Testo del documento ::

:::::

Viterbo, 31 agosto 2024 – Boom di persone alle cene dei facchini di Santa Rosa in piazza San Lorenzo. Ultima serata strepitosa con una fila di gente interminabile dall’ingresso fino a piazza della Morte, durata fino alle ventidue. Un successo che conferma il collante tra la città e il Sodalizio.
Quattro giorni intensi per i facchini che si sono mossi tra fornelli e tavoli senza sosta. Servire, pulire, cucinare. Operazioni semplici, dietro le quali si cela concentrazione, disciplina, sacrificio. Gli ingredienti che serviranno ai facchini sotto la Macchina. E lo scopo delle cene è anche questo: rinsaldare il legame della formazione, dopo un anno in cui non ci si vede poi molto, lavorare spalla a spalla, prepararsi psicologicamente al Sollevate e fermi per poi trasportarla per le vie della città fino a casa: il monastero, dimora di Rosa.

In queste sere c’è stato molto entusiasmo, in parte spento per quando accaduto al capofacchino Sandro Rossi, operato d’urgenza a Belcolle giovedì per un infarto. Oltre ai cittadini in piazza si sono visti esponenti politici e istituzionali.

:::::

Insieme di dati ::

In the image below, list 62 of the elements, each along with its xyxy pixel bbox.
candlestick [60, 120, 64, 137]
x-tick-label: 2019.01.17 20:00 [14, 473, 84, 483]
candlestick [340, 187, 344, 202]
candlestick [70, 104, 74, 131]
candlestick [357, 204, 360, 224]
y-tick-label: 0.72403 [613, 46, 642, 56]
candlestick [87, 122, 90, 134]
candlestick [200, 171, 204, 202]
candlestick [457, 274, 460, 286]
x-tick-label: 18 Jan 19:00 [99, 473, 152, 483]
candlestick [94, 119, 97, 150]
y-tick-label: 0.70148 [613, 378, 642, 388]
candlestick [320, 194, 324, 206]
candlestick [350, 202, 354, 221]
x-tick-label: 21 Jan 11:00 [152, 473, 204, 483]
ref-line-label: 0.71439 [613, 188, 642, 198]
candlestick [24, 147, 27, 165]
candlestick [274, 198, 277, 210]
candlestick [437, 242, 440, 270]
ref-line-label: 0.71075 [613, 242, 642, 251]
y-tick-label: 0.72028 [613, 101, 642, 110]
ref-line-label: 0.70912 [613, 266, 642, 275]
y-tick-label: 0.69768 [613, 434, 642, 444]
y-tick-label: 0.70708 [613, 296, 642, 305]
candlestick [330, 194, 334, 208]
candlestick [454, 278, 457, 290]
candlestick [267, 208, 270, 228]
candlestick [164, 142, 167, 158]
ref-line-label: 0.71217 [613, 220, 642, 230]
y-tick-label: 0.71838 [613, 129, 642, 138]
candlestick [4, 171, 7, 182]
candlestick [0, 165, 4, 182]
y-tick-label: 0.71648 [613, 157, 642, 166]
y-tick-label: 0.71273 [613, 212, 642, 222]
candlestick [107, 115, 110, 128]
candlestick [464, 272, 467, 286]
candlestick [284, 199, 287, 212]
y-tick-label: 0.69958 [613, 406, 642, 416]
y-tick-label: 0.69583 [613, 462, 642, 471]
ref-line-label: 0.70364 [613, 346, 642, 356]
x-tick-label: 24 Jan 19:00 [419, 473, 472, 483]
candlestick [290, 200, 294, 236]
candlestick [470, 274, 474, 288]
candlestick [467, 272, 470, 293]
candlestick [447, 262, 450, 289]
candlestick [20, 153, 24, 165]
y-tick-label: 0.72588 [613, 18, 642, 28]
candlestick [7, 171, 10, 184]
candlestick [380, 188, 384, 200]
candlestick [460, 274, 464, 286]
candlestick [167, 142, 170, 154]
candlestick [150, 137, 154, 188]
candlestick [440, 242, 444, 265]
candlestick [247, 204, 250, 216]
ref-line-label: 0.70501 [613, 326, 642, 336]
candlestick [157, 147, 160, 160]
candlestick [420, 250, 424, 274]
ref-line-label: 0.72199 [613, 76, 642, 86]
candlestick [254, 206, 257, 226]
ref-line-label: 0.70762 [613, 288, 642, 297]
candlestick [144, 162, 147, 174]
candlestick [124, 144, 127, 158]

:::::

Il compito ::
Prosegui l'articolo sulle cene dei facchini di Santa Rosa, riprendendo subito dopo l'ultima frase riportata.

La tua risposta ::
Dalla prima sera il sindaco Chiara Frontini con tutta la sua squadra, la Lega di Viterbo con il segretario provinciale Andrea Micci e comunale Elisa Cepparotti, la seconda sera il gruppo di Fratelli d’Italia con l’europarlamentare Antonella Sberna, il deputato Mauro Rotelli, il consigliere regionale Daniele Sabatini, per finire con il tavolo dei dirigenti della questura l’ultima sera. Presenti anche il questore, il prefetto e il vescovo. Insomma alle cene non è mancato proprio nessuno. Ma soprattutto c’è stata la città. E anche la Provincia.